▸ 给定任务:
把下文 MySQL order by 排序优化笔记中从“由于本表中只有两个字段 age, birth,复合索引都覆盖了,所以”开始、到“排序用到了 age 字段的索引,不会出现filesort。”结束的部分原样照录下来。

▸ 正文段落:
____
学习《MySQL高级》高阳老师讲解索引课程的笔记,本篇侧重对 order by 排序分析
建表
# 建表 CREATE TABLE tblA( #id int primary key not null autp_increment, age int, birth timestamp not null ); insert into tblA(age,birth) values(22,now()); insert into tblA(age,birth) values(23,now()); insert into tblA(age,birth) values(24,now()); # 建立复合索引 CREATE INDEX idx_A_ageBirth on tblA(age,birth); select * from tblA;
Order By 优化(索引分析)
由于本表中只有两个字段 age, birth,复合索引都覆盖了,所以 select * 就相当于 select age, birth, 查询直接走索引,不需要回表。此处仅关注排序(order by)是否会出现文件排序(filesort)。
1.1 explain select * from tblA where age > 20 order by age;
+----+-------------+-------+------------+-------+----------------+----------------+---------+------+------+----------+--------------------------+ | id | select_type | table | partitions | type | possible_keys | key | key_len | ref | rows | filtered | Extra | +----+-------------+-------+------------+-------+----------------+----------------+---------+------+------+----------+--------------------------+ | 1 | SIMPLE | tblA | NULL | index | idx_A_ageBirth | idx_A_ageBirth | 9 | NULL | 3 | 100.00 | Using where; Using index | +----+-------------+-------+------------+-------+----------------+----------------+---------+------+------+----------+--------------------------+
排序用到了 age 字段的索引,不会出现filesort。
____
▸ 版面记录:
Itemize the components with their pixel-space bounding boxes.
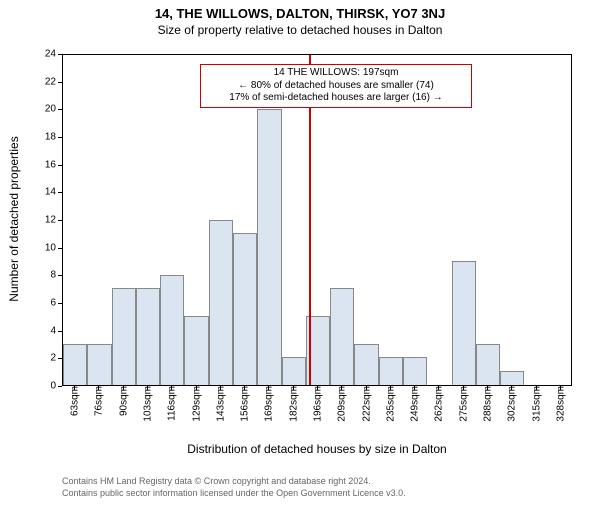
bar (136, 288, 160, 385)
x-tick-label: 63sqm (68, 386, 81, 416)
x-tick-label: 169sqm (262, 386, 275, 422)
x-tick-label: 249sqm (408, 386, 421, 422)
annotation-line: 14 THE WILLOWS: 197sqm (207, 67, 465, 80)
bar (87, 344, 111, 385)
x-axis-label: Distribution of detached houses by size … (62, 442, 572, 456)
bar (282, 357, 306, 385)
bar (379, 357, 403, 385)
bar (160, 275, 184, 385)
footer: Contains HM Land Registry data © Crown c… (62, 476, 406, 499)
footer-line: Contains public sector information licen… (62, 488, 406, 500)
bar (184, 316, 208, 385)
bar (354, 344, 378, 385)
bar (233, 233, 257, 385)
x-tick-label: 235sqm (383, 386, 396, 422)
x-tick-label: 156sqm (238, 386, 251, 422)
bar (63, 344, 87, 385)
bar (452, 261, 476, 385)
x-tick-label: 209sqm (335, 386, 348, 422)
x-tick-label: 328sqm (553, 386, 566, 422)
x-tick-label: 315sqm (529, 386, 542, 422)
x-tick-label: 103sqm (141, 386, 154, 422)
bar (500, 371, 524, 385)
bar (209, 220, 233, 386)
x-tick-label: 275sqm (456, 386, 469, 422)
page-title: 14, THE WILLOWS, DALTON, THIRSK, YO7 3NJ (0, 6, 600, 21)
annotation-line: ← 80% of detached houses are smaller (74… (207, 80, 465, 93)
x-tick-label: 182sqm (286, 386, 299, 422)
annotation-line: 17% of semi-detached houses are larger (… (207, 92, 465, 105)
x-tick-label: 288sqm (481, 386, 494, 422)
x-tick-label: 302sqm (505, 386, 518, 422)
x-tick-label: 143sqm (213, 386, 226, 422)
bar (112, 288, 136, 385)
x-tick-label: 196sqm (311, 386, 324, 422)
annotation-box: 14 THE WILLOWS: 197sqm ← 80% of detached… (200, 64, 472, 108)
y-axis-label: Number of detached properties (7, 53, 21, 385)
page-subtitle: Size of property relative to detached ho… (0, 23, 600, 37)
bar (330, 288, 354, 385)
x-tick-label: 116sqm (165, 386, 178, 421)
bar (403, 357, 427, 385)
bar (476, 344, 500, 385)
x-tick-label: 90sqm (116, 386, 129, 416)
x-tick-label: 222sqm (359, 386, 372, 422)
x-tick-label: 129sqm (189, 386, 202, 422)
footer-line: Contains HM Land Registry data © Crown c… (62, 476, 406, 488)
x-tick-label: 76sqm (92, 386, 105, 416)
x-tick-label: 262sqm (432, 386, 445, 422)
bar (257, 109, 281, 385)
____
▸ 任务解答:
由于本表中只有两个字段 age, birth,复合索引都覆盖了,所以 select * 就相当于 select age, birth, 查询直接走索引,不需要回表。此处仅关注排序(order by)是否会出现文件排序(filesort)。
1.1 explain select * from tblA where age > 20 order by age;
+----+-------------+-------+------------+-------+----------------+----------------+---------+------+------+----------+--------------------------+ | id | select_type | table | partitions | type | possible_keys | key | key_len | ref | rows | filtered | Extra | +----+-------------+-------+------------+-------+----------------+----------------+---------+------+------+----------+--------------------------+ | 1 | SIMPLE | tblA | NULL | index | idx_A_ageBirth | idx_A_ageBirth | 9 | NULL | 3 | 100.00 | Using where; Using index | +----+-------------+-------+------------+-------+----------------+----------------+---------+------+------+----------+--------------------------+
排序用到了 age 字段的索引,不会出现filesort。